- _Data rows_
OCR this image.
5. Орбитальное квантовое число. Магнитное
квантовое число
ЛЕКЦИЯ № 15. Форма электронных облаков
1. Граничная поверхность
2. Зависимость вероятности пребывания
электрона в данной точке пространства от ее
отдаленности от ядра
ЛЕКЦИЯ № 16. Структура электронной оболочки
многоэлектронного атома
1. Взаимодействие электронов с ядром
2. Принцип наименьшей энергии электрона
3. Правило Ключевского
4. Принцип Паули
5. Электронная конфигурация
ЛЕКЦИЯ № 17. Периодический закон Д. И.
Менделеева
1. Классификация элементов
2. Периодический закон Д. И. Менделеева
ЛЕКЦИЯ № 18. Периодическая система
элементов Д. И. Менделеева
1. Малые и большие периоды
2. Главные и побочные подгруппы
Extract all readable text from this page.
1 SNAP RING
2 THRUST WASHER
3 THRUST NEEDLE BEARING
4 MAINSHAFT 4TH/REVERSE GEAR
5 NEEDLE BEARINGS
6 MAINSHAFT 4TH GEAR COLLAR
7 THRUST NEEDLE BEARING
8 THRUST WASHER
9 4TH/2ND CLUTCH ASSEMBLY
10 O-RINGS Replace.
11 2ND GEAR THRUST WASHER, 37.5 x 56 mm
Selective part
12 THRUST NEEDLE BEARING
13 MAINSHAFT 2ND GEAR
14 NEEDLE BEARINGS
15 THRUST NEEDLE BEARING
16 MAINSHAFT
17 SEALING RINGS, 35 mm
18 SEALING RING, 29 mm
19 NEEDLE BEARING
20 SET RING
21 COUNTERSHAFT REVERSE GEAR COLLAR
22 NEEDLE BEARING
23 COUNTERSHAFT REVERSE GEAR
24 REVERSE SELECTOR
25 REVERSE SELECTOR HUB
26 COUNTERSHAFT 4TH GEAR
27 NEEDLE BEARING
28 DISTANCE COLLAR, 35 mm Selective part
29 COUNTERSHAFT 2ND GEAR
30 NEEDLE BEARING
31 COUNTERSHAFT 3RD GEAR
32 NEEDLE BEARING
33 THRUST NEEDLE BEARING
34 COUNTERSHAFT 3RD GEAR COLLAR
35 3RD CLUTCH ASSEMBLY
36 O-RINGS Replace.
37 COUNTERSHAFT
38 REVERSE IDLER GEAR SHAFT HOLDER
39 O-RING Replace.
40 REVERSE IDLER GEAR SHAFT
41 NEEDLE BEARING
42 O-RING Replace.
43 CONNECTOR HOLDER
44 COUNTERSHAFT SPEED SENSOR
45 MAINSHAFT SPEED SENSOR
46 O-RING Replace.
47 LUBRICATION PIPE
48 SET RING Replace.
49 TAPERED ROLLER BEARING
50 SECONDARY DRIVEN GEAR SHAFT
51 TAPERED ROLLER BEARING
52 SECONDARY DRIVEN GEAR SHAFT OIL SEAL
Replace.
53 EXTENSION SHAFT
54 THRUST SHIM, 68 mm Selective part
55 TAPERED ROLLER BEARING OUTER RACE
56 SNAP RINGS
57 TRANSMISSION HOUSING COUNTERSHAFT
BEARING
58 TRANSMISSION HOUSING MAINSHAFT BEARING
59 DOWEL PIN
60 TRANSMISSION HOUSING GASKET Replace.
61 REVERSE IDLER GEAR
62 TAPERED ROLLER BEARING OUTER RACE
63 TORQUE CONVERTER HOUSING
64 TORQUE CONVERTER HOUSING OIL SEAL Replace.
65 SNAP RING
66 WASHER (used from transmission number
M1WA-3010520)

- _What the task asks_
Take every line above carrying "закон" and return it.

- _In response_
ЛЕКЦИЯ № 17. Периодический закон Д. И.
2. Периодический закон Д. И. Менделеева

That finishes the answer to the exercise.